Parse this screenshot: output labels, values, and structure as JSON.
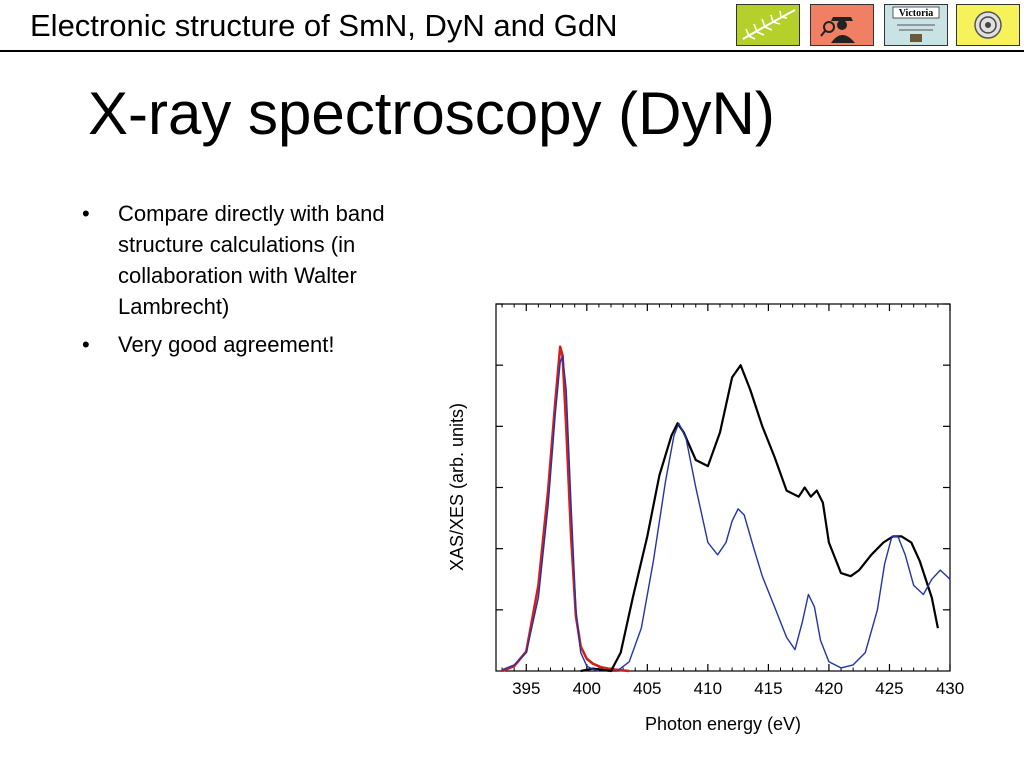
{
  "header": {
    "title": "Electronic structure of SmN, DyN and GdN",
    "logos": [
      {
        "icon": "fern-icon",
        "bg": "#b5cf2b"
      },
      {
        "icon": "detective-icon",
        "bg": "#f07f63"
      },
      {
        "icon": "victoria-crest-icon",
        "bg": "#c9e3e5",
        "text": "Victoria"
      },
      {
        "icon": "spiral-icon",
        "bg": "#f6f25a"
      }
    ]
  },
  "slide": {
    "title": "X-ray spectroscopy (DyN)",
    "bullets": [
      "Compare directly with band structure calculations (in collaboration with Walter Lambrecht)",
      "Very good agreement!"
    ]
  },
  "chart_data": {
    "type": "line",
    "xlabel": "Photon energy (eV)",
    "ylabel": "XAS/XES (arb. units)",
    "xlim": [
      392.5,
      430
    ],
    "ylim": [
      0,
      6
    ],
    "xticks": [
      395,
      400,
      405,
      410,
      415,
      420,
      425,
      430
    ],
    "yticks_count": 6,
    "yticklabels_shown": false,
    "grid": false,
    "colors": {
      "exp": "#000000",
      "calc": "#2233aa",
      "xes_exp": "#d41f1f"
    },
    "series": [
      {
        "key": "xes_exp",
        "color": "#d41f1f",
        "x": [
          393,
          394,
          395,
          396,
          396.8,
          397.4,
          397.8,
          398,
          398.3,
          398.7,
          399.1,
          399.5,
          400,
          400.5,
          401.2,
          402,
          403.5
        ],
        "y": [
          0.0,
          0.08,
          0.32,
          1.4,
          2.95,
          4.4,
          5.3,
          5.15,
          4.0,
          2.2,
          0.9,
          0.4,
          0.2,
          0.12,
          0.06,
          0.03,
          0.0
        ]
      },
      {
        "key": "xes_calc",
        "color": "#2233aa",
        "x": [
          393,
          394,
          395,
          396,
          396.8,
          397.4,
          397.8,
          398,
          398.3,
          398.7,
          399.1,
          399.5,
          400,
          400.5,
          401
        ],
        "y": [
          0.02,
          0.1,
          0.3,
          1.2,
          2.7,
          4.2,
          5.05,
          5.15,
          4.6,
          2.7,
          1.0,
          0.3,
          0.08,
          0.03,
          0.0
        ]
      },
      {
        "key": "exp",
        "color": "#000000",
        "x": [
          399.5,
          400.5,
          402,
          402.8,
          403.8,
          405,
          406,
          407,
          407.5,
          408,
          409,
          410,
          411,
          412,
          412.7,
          413.5,
          414.5,
          415.5,
          416.5,
          417.5,
          418,
          418.5,
          419,
          419.5,
          420,
          421,
          421.8,
          422.5,
          423.5,
          424.5,
          425.3,
          426,
          426.8,
          427.5,
          428.5,
          429
        ],
        "y": [
          0.0,
          0.04,
          0.0,
          0.3,
          1.2,
          2.2,
          3.2,
          3.85,
          4.05,
          3.9,
          3.45,
          3.35,
          3.9,
          4.8,
          5.0,
          4.6,
          4.0,
          3.5,
          2.95,
          2.85,
          3.0,
          2.85,
          2.95,
          2.75,
          2.1,
          1.6,
          1.55,
          1.65,
          1.9,
          2.1,
          2.2,
          2.2,
          2.1,
          1.8,
          1.2,
          0.7
        ]
      },
      {
        "key": "calc",
        "color": "#2233aa",
        "x": [
          402.5,
          403.5,
          404.5,
          405.5,
          406.5,
          407.2,
          407.6,
          408.2,
          409,
          410,
          410.8,
          411.5,
          412,
          412.5,
          413,
          413.8,
          414.5,
          415.5,
          416.5,
          417.2,
          417.8,
          418.3,
          418.8,
          419.3,
          420,
          421,
          422,
          423,
          424,
          424.6,
          425.2,
          425.7,
          426.3,
          427,
          427.8,
          428.5,
          429.2,
          430
        ],
        "y": [
          0.0,
          0.15,
          0.7,
          1.8,
          3.1,
          3.85,
          4.05,
          3.8,
          3.0,
          2.1,
          1.9,
          2.1,
          2.45,
          2.65,
          2.55,
          2.0,
          1.55,
          1.05,
          0.55,
          0.35,
          0.8,
          1.25,
          1.05,
          0.5,
          0.15,
          0.05,
          0.1,
          0.3,
          1.0,
          1.75,
          2.2,
          2.2,
          1.9,
          1.4,
          1.25,
          1.5,
          1.65,
          1.5
        ]
      }
    ]
  }
}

- [TO BE DONE]: Without the pictures, retype the whole of the material above exactly.

- [ANSWER IN FULL]:
Parse this screenshot: output labels, values, and structure as JSON.
{
  "header": {
    "title": "Electronic structure of SmN, DyN and GdN",
    "logos": [
      {
        "icon": "fern-icon",
        "bg": "#b5cf2b"
      },
      {
        "icon": "detective-icon",
        "bg": "#f07f63"
      },
      {
        "icon": "victoria-crest-icon",
        "bg": "#c9e3e5",
        "text": "Victoria"
      },
      {
        "icon": "spiral-icon",
        "bg": "#f6f25a"
      }
    ]
  },
  "slide": {
    "title": "X-ray spectroscopy (DyN)",
    "bullets": [
      "Compare directly with band structure calculations (in collaboration with Walter Lambrecht)",
      "Very good agreement!"
    ]
  },
  "chart_data": {
    "type": "line",
    "xlabel": "Photon energy (eV)",
    "ylabel": "XAS/XES (arb. units)",
    "xlim": [
      392.5,
      430
    ],
    "ylim": [
      0,
      6
    ],
    "xticks": [
      395,
      400,
      405,
      410,
      415,
      420,
      425,
      430
    ],
    "yticks_count": 6,
    "yticklabels_shown": false,
    "grid": false,
    "colors": {
      "exp": "#000000",
      "calc": "#2233aa",
      "xes_exp": "#d41f1f"
    },
    "series": [
      {
        "key": "xes_exp",
        "color": "#d41f1f",
        "x": [
          393,
          394,
          395,
          396,
          396.8,
          397.4,
          397.8,
          398,
          398.3,
          398.7,
          399.1,
          399.5,
          400,
          400.5,
          401.2,
          402,
          403.5
        ],
        "y": [
          0.0,
          0.08,
          0.32,
          1.4,
          2.95,
          4.4,
          5.3,
          5.15,
          4.0,
          2.2,
          0.9,
          0.4,
          0.2,
          0.12,
          0.06,
          0.03,
          0.0
        ]
      },
      {
        "key": "xes_calc",
        "color": "#2233aa",
        "x": [
          393,
          394,
          395,
          396,
          396.8,
          397.4,
          397.8,
          398,
          398.3,
          398.7,
          399.1,
          399.5,
          400,
          400.5,
          401
        ],
        "y": [
          0.02,
          0.1,
          0.3,
          1.2,
          2.7,
          4.2,
          5.05,
          5.15,
          4.6,
          2.7,
          1.0,
          0.3,
          0.08,
          0.03,
          0.0
        ]
      },
      {
        "key": "exp",
        "color": "#000000",
        "x": [
          399.5,
          400.5,
          402,
          402.8,
          403.8,
          405,
          406,
          407,
          407.5,
          408,
          409,
          410,
          411,
          412,
          412.7,
          413.5,
          414.5,
          415.5,
          416.5,
          417.5,
          418,
          418.5,
          419,
          419.5,
          420,
          421,
          421.8,
          422.5,
          423.5,
          424.5,
          425.3,
          426,
          426.8,
          427.5,
          428.5,
          429
        ],
        "y": [
          0.0,
          0.04,
          0.0,
          0.3,
          1.2,
          2.2,
          3.2,
          3.85,
          4.05,
          3.9,
          3.45,
          3.35,
          3.9,
          4.8,
          5.0,
          4.6,
          4.0,
          3.5,
          2.95,
          2.85,
          3.0,
          2.85,
          2.95,
          2.75,
          2.1,
          1.6,
          1.55,
          1.65,
          1.9,
          2.1,
          2.2,
          2.2,
          2.1,
          1.8,
          1.2,
          0.7
        ]
      },
      {
        "key": "calc",
        "color": "#2233aa",
        "x": [
          402.5,
          403.5,
          404.5,
          405.5,
          406.5,
          407.2,
          407.6,
          408.2,
          409,
          410,
          410.8,
          411.5,
          412,
          412.5,
          413,
          413.8,
          414.5,
          415.5,
          416.5,
          417.2,
          417.8,
          418.3,
          418.8,
          419.3,
          420,
          421,
          422,
          423,
          424,
          424.6,
          425.2,
          425.7,
          426.3,
          427,
          427.8,
          428.5,
          429.2,
          430
        ],
        "y": [
          0.0,
          0.15,
          0.7,
          1.8,
          3.1,
          3.85,
          4.05,
          3.8,
          3.0,
          2.1,
          1.9,
          2.1,
          2.45,
          2.65,
          2.55,
          2.0,
          1.55,
          1.05,
          0.55,
          0.35,
          0.8,
          1.25,
          1.05,
          0.5,
          0.15,
          0.05,
          0.1,
          0.3,
          1.0,
          1.75,
          2.2,
          2.2,
          1.9,
          1.4,
          1.25,
          1.5,
          1.65,
          1.5
        ]
      }
    ]
  }
}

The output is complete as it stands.